TEXT SEGMENT:
SAMUEL SIDNEY MCCLURE.
One of the leading magazine publishers of to-day, Samuel Sidney McClure, was born in County Antrim, Ireland, February 17, 1857. Being an ambitious youth, he naturally turned to America, “the land of opportunity.” By his own earnest efforts he succeeded in securing a liberal education, being graduated from Knox college, Illinois, in 1882, obtaining the degree of A. M. in 1887. September 4, 1883, he was married to Harriet, daughter of Professor Albert Hurd, of Knox college, Galesburg, Illinois. He established, in November, 1884, a newspaper syndicate, and in 1893 he founded McClure’s Magazine, which ranks among the most popular periodicals of the day. His national reputation is largely due to this enterprise. His executive ability has made him the president of the S. S. McClure Company, and he has been a trustee of Knox college since 1894. Mr. McClure has discovered and recognized a human need, and by filling that need is realizing his well-merited success.
FRANK ANDREW MUNSEY.

STORED ROWS:

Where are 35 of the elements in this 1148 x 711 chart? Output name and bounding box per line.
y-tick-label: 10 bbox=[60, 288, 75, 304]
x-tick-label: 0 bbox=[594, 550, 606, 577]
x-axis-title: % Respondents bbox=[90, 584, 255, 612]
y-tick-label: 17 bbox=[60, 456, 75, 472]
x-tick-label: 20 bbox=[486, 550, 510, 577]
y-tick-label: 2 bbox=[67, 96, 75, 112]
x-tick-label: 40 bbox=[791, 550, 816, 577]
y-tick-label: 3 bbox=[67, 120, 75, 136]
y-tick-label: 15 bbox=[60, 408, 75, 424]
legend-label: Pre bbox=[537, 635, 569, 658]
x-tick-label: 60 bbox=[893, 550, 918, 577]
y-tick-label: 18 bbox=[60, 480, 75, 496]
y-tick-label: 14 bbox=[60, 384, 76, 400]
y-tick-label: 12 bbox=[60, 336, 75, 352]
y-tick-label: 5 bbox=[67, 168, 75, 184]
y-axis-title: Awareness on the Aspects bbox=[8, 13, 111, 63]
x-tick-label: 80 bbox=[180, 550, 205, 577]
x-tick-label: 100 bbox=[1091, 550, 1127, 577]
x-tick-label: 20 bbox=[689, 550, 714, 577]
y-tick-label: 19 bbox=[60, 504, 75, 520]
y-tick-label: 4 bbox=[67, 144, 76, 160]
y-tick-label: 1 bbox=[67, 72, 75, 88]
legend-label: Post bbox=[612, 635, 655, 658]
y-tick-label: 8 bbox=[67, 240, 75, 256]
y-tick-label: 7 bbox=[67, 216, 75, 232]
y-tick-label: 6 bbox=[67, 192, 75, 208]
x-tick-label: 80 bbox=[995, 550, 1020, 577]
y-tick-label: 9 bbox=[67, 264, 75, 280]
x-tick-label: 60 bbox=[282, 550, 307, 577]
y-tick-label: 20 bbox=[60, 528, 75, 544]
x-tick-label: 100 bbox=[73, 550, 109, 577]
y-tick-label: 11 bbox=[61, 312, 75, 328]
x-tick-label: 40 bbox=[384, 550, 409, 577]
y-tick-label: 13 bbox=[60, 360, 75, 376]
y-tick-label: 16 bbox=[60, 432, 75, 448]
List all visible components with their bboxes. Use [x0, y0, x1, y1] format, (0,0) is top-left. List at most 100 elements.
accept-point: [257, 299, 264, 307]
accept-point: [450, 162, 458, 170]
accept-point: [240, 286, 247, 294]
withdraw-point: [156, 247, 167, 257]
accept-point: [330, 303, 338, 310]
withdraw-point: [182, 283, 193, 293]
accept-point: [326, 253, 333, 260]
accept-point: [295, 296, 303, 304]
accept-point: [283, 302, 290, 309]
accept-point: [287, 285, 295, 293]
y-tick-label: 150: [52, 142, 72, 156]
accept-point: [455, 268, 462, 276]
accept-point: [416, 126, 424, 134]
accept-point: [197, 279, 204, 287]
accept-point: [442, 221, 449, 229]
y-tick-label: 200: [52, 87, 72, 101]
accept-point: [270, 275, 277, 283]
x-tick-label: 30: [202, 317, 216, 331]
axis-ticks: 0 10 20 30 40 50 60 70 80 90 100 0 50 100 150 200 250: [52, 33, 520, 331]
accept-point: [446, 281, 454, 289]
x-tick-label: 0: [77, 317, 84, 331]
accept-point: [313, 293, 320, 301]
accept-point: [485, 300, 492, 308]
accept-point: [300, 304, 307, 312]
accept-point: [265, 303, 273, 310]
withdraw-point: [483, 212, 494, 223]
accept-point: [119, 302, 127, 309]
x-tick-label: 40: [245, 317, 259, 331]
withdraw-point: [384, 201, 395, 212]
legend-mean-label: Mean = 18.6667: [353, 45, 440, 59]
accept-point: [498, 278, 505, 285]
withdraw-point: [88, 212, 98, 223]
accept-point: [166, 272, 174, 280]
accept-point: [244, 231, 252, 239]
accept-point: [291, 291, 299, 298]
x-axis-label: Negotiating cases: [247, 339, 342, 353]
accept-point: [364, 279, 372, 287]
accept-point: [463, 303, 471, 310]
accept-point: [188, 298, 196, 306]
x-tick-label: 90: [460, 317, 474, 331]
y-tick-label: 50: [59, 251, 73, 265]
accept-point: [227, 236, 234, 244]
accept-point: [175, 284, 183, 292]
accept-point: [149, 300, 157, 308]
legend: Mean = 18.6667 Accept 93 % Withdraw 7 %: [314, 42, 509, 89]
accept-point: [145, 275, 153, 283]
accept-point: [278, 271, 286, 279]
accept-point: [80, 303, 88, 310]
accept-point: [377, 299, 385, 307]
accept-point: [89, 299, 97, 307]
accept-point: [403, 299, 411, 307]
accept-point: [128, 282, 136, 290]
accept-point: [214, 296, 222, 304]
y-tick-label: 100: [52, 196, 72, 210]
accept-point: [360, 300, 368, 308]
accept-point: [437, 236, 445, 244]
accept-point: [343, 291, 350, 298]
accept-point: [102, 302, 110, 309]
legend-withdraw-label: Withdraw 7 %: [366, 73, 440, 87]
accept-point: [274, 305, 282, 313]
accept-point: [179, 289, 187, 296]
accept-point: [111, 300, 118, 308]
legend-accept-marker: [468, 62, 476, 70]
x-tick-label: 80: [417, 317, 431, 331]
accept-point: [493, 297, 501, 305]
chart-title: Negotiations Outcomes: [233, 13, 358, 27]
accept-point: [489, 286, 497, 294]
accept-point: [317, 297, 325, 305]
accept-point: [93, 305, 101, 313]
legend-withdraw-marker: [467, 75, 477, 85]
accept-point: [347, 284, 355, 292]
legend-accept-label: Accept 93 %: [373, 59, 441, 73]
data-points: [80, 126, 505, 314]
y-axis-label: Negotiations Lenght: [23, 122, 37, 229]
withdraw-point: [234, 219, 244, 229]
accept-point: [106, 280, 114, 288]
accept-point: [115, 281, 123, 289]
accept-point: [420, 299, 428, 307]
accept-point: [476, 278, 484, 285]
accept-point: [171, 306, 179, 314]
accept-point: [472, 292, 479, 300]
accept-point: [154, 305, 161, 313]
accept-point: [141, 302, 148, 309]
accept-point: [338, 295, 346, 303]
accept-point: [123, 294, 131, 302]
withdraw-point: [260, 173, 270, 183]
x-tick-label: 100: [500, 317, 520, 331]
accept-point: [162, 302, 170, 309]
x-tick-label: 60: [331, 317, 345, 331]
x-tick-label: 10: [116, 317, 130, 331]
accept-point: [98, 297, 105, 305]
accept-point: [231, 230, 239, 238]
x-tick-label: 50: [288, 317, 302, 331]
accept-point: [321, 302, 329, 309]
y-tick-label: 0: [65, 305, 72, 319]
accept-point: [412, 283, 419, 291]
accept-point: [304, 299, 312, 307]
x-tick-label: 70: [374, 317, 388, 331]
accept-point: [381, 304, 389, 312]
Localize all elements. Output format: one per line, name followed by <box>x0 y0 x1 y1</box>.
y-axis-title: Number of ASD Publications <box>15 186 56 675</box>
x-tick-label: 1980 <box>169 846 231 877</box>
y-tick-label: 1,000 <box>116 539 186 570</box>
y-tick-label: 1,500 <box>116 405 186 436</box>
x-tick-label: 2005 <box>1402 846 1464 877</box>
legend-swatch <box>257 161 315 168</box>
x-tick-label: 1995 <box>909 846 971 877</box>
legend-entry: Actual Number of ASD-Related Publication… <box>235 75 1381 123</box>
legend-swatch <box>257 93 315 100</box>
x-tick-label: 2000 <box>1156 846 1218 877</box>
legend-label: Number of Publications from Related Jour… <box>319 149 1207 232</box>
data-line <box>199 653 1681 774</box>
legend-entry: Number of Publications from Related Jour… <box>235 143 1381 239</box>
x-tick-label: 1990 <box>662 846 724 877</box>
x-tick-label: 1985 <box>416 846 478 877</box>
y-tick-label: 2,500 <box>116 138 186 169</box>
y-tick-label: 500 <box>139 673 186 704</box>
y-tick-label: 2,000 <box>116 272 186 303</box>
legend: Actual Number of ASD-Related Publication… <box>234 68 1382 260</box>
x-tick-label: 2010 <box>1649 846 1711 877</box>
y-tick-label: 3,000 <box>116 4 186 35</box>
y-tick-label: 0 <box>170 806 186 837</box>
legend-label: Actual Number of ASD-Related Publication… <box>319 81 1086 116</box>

BRIEF: List every year mentioned in the biographical sketch of Samuel Sidney McClure, in the order they appear.

EXERCISE RESPONSE: 1857, 1882, 1887, 1883, 1884, 1893, 1894